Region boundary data
--

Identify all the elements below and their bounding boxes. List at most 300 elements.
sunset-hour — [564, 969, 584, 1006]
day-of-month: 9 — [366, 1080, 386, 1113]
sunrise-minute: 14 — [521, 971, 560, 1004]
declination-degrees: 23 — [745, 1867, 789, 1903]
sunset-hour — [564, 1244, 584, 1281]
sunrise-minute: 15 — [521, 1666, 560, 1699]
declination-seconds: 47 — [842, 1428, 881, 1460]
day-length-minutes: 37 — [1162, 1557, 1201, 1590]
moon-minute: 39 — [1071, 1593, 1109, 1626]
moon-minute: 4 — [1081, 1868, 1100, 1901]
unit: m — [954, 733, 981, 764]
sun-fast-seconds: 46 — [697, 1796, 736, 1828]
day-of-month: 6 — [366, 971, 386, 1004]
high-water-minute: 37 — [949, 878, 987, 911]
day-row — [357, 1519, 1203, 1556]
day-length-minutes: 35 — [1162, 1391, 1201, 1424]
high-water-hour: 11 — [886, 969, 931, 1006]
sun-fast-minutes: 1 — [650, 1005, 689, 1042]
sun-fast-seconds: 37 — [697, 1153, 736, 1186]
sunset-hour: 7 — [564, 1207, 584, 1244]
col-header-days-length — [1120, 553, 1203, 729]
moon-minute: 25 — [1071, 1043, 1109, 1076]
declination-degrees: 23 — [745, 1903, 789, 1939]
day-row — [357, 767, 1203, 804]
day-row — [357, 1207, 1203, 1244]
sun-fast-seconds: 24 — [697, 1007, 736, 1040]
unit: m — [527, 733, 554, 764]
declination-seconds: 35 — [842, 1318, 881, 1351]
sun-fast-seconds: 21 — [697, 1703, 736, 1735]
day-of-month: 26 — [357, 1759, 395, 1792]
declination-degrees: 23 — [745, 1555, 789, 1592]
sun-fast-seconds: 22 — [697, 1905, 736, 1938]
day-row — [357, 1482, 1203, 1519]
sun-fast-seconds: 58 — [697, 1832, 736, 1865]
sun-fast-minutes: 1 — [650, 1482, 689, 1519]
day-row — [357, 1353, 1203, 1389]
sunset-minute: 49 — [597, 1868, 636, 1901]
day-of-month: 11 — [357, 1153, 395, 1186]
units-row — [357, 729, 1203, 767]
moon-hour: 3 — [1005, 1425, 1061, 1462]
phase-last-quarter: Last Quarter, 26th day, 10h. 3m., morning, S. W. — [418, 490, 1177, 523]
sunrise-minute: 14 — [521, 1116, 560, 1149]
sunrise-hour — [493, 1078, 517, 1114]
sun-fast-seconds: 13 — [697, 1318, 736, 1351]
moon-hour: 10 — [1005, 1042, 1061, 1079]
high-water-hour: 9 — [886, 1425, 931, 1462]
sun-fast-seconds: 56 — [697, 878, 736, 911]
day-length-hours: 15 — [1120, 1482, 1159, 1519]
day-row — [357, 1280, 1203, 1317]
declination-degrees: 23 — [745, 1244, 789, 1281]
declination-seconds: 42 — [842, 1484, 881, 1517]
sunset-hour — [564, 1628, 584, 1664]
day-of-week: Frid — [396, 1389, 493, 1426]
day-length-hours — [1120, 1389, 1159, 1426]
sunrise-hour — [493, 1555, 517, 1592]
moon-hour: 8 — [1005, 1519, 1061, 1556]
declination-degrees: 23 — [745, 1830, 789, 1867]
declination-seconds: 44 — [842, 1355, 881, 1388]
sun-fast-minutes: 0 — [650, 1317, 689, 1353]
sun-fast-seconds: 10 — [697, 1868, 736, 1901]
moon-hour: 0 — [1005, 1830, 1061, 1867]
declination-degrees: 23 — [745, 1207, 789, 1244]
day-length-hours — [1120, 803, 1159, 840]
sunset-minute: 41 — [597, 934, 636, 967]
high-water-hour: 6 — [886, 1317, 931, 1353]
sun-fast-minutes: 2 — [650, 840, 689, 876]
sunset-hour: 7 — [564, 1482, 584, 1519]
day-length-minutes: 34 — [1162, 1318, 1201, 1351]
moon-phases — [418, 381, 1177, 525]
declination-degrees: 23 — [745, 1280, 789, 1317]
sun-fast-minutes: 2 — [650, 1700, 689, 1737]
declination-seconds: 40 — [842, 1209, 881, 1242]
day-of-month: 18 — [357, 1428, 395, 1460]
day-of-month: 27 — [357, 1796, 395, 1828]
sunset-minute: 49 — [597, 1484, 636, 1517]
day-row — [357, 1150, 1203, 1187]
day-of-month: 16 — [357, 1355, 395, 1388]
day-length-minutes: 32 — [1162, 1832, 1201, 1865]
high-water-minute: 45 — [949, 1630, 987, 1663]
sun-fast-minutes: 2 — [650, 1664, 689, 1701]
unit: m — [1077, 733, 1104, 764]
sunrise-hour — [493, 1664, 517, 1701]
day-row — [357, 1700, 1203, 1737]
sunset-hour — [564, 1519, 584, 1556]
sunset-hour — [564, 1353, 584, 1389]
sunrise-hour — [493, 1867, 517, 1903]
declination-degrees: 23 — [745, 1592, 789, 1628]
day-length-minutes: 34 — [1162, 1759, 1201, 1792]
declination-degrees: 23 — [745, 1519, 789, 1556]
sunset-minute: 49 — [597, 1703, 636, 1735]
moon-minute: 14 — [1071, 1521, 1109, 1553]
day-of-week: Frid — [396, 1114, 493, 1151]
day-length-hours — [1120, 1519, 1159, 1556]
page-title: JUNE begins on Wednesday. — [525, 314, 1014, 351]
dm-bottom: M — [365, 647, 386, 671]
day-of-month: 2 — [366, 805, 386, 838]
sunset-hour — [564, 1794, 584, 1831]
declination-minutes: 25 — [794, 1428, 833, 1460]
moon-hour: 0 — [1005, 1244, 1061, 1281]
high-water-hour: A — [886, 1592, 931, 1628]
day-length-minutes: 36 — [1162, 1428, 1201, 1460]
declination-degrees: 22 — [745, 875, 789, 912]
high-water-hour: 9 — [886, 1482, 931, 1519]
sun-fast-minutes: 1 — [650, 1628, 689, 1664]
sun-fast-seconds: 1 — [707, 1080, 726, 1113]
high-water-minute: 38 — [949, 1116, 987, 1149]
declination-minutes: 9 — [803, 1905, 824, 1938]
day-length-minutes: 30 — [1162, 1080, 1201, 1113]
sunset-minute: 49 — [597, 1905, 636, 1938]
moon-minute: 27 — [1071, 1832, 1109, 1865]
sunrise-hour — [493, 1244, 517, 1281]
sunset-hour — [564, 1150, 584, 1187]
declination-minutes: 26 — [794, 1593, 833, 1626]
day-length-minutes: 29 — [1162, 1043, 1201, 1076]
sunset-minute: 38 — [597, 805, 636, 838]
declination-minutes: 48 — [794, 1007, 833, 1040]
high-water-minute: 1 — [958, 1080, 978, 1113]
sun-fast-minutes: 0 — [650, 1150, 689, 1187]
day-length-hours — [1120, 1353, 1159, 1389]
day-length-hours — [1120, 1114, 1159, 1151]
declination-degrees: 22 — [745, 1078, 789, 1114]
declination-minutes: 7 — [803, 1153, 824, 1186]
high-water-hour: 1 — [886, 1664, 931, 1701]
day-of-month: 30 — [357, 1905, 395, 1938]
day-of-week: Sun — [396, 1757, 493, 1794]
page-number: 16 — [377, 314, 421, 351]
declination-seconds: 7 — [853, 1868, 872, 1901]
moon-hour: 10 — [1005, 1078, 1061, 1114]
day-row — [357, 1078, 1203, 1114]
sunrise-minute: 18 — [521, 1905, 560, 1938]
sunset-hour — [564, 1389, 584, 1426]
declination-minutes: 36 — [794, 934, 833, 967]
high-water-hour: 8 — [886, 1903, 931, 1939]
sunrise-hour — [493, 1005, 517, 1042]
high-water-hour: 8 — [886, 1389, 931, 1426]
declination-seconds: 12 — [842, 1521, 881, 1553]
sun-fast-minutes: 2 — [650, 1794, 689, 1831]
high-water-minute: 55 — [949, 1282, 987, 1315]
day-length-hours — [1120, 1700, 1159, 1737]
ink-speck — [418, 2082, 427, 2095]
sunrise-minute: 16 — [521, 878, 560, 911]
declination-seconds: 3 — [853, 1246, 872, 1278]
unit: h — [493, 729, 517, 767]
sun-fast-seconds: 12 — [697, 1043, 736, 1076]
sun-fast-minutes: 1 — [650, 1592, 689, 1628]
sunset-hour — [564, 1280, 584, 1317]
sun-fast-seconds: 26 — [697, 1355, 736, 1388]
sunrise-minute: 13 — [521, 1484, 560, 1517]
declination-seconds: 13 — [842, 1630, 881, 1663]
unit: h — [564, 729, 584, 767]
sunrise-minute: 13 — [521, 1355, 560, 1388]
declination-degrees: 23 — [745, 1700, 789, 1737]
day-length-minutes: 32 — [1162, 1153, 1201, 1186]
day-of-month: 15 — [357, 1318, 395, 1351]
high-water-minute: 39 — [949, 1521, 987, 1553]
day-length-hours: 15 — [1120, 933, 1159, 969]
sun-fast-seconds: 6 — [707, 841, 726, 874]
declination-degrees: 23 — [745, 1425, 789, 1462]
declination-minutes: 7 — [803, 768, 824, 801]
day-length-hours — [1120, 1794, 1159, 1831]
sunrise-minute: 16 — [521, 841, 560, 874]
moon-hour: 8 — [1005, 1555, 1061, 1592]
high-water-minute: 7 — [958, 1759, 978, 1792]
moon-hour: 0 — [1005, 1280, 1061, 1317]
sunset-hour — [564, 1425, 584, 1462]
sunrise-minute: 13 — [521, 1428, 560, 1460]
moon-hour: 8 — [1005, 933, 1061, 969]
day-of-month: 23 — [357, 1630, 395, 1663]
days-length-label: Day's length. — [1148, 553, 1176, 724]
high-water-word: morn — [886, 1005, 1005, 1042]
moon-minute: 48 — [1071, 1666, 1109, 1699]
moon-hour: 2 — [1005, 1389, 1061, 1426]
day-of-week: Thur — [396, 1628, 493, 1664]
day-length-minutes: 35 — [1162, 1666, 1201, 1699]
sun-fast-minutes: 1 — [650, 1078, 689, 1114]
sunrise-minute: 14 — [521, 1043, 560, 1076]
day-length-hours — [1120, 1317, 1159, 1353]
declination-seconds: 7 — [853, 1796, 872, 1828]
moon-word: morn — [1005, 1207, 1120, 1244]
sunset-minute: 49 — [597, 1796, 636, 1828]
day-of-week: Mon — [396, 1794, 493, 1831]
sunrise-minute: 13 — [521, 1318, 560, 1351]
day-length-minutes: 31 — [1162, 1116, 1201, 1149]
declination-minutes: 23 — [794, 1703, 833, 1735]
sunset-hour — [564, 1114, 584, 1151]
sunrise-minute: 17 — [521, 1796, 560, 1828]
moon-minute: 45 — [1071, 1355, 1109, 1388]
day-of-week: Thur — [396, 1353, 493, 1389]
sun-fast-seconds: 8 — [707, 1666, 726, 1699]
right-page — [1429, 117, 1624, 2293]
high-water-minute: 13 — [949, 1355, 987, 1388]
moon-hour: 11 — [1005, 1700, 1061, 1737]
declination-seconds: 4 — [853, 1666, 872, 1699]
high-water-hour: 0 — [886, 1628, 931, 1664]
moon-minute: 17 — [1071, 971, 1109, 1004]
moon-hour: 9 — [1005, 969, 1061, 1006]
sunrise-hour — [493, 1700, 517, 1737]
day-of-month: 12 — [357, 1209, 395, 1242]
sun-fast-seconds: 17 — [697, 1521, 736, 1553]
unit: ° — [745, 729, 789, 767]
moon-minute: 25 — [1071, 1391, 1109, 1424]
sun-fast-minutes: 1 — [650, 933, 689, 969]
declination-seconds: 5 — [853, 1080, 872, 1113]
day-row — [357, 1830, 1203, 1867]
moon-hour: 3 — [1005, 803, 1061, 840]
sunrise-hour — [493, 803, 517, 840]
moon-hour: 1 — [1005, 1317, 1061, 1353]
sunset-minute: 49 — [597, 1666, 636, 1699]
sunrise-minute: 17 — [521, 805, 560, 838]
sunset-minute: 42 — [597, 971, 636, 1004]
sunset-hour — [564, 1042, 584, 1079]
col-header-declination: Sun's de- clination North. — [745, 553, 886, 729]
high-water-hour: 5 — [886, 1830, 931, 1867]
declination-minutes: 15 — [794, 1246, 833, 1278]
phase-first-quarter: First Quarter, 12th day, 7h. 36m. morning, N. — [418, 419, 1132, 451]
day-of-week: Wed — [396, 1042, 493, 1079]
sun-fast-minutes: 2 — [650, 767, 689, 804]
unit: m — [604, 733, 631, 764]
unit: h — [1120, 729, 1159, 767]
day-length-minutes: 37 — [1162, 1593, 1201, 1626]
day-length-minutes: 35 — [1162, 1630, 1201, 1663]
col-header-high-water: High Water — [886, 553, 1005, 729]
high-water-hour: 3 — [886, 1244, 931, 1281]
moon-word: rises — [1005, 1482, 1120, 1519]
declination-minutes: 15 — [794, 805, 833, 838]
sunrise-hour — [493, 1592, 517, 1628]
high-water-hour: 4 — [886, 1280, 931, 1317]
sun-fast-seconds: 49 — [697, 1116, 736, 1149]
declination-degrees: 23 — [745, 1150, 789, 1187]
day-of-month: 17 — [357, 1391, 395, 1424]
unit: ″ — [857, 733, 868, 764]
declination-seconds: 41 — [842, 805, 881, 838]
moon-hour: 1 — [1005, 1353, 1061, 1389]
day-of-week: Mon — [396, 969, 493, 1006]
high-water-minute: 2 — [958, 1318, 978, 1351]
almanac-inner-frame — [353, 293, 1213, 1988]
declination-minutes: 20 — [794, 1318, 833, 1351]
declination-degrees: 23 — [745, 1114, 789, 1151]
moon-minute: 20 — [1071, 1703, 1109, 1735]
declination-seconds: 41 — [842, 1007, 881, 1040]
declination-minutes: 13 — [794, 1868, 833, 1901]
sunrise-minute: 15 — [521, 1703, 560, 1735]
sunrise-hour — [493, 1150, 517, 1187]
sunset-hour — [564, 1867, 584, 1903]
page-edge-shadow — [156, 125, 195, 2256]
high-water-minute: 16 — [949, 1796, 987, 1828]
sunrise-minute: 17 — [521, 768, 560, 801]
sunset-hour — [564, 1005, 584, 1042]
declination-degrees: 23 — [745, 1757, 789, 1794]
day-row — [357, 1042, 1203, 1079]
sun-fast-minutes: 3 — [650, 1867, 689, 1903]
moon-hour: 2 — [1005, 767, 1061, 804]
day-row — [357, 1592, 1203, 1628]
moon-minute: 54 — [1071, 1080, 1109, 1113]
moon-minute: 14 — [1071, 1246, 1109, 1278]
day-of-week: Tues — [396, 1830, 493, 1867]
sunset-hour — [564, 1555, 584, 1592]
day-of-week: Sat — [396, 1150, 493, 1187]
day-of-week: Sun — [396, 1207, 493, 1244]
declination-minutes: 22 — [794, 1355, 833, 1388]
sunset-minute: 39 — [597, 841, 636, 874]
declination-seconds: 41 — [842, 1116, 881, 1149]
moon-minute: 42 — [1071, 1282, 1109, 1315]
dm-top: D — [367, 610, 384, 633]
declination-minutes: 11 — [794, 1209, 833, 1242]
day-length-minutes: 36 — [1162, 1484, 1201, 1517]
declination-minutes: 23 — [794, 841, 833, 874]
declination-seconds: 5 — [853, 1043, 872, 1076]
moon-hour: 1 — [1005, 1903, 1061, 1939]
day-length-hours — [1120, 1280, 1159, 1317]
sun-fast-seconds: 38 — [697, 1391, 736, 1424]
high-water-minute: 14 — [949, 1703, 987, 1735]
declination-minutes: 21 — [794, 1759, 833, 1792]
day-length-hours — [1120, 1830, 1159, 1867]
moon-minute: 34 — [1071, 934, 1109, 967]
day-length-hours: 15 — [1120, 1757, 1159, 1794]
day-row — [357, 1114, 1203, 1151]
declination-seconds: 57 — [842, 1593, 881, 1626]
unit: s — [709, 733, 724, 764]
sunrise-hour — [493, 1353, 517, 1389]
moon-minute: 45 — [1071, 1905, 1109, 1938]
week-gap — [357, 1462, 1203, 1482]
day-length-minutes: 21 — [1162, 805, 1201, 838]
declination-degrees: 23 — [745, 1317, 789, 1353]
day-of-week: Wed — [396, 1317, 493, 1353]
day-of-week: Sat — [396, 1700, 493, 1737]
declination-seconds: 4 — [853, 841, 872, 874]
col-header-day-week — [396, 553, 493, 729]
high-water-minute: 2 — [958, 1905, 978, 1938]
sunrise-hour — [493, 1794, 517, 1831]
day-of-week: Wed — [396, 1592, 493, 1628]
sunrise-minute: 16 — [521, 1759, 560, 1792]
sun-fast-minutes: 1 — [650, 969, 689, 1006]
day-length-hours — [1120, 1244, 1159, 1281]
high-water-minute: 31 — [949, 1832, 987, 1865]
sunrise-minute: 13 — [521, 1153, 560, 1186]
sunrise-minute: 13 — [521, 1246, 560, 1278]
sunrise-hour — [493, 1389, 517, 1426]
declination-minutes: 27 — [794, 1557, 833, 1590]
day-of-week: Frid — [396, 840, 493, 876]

--

SET EXERCISE
Transcribe the listing from its first line through the line containing "sunrise-minute: 14 — [521, 1116, 560, 1149]", with both of those lines included.

SOLUTION FOR THIS EXERCISE
Identify all the elements below and their bounding boxes. List at most 300 elements.
sunset-hour — [564, 969, 584, 1006]
day-of-month: 9 — [366, 1080, 386, 1113]
sunrise-minute: 14 — [521, 971, 560, 1004]
declination-degrees: 23 — [745, 1867, 789, 1903]
sunset-hour — [564, 1244, 584, 1281]
sunrise-minute: 15 — [521, 1666, 560, 1699]
declination-seconds: 47 — [842, 1428, 881, 1460]
day-length-minutes: 37 — [1162, 1557, 1201, 1590]
moon-minute: 39 — [1071, 1593, 1109, 1626]
moon-minute: 4 — [1081, 1868, 1100, 1901]
unit: m — [954, 733, 981, 764]
sun-fast-seconds: 46 — [697, 1796, 736, 1828]
day-of-month: 6 — [366, 971, 386, 1004]
high-water-minute: 37 — [949, 878, 987, 911]
day-row — [357, 1519, 1203, 1556]
day-length-minutes: 35 — [1162, 1391, 1201, 1424]
high-water-hour: 11 — [886, 969, 931, 1006]
sun-fast-minutes: 1 — [650, 1005, 689, 1042]
sun-fast-seconds: 37 — [697, 1153, 736, 1186]
sunset-hour: 7 — [564, 1207, 584, 1244]
col-header-days-length — [1120, 553, 1203, 729]
moon-minute: 25 — [1071, 1043, 1109, 1076]
declination-degrees: 23 — [745, 1903, 789, 1939]
day-row — [357, 767, 1203, 804]
day-row — [357, 1207, 1203, 1244]
sun-fast-seconds: 24 — [697, 1007, 736, 1040]
unit: m — [527, 733, 554, 764]
declination-seconds: 35 — [842, 1318, 881, 1351]
sun-fast-seconds: 21 — [697, 1703, 736, 1735]
day-of-month: 26 — [357, 1759, 395, 1792]
declination-degrees: 23 — [745, 1555, 789, 1592]
sun-fast-seconds: 22 — [697, 1905, 736, 1938]
day-row — [357, 1482, 1203, 1519]
sun-fast-seconds: 58 — [697, 1832, 736, 1865]
sun-fast-minutes: 1 — [650, 1482, 689, 1519]
day-row — [357, 1353, 1203, 1389]
sunset-minute: 49 — [597, 1868, 636, 1901]
day-of-month: 11 — [357, 1153, 395, 1186]
units-row — [357, 729, 1203, 767]
moon-hour: 3 — [1005, 1425, 1061, 1462]
phase-last-quarter: Last Quarter, 26th day, 10h. 3m., morning, S. W. — [418, 490, 1177, 523]
sunrise-minute: 14 — [521, 1116, 560, 1149]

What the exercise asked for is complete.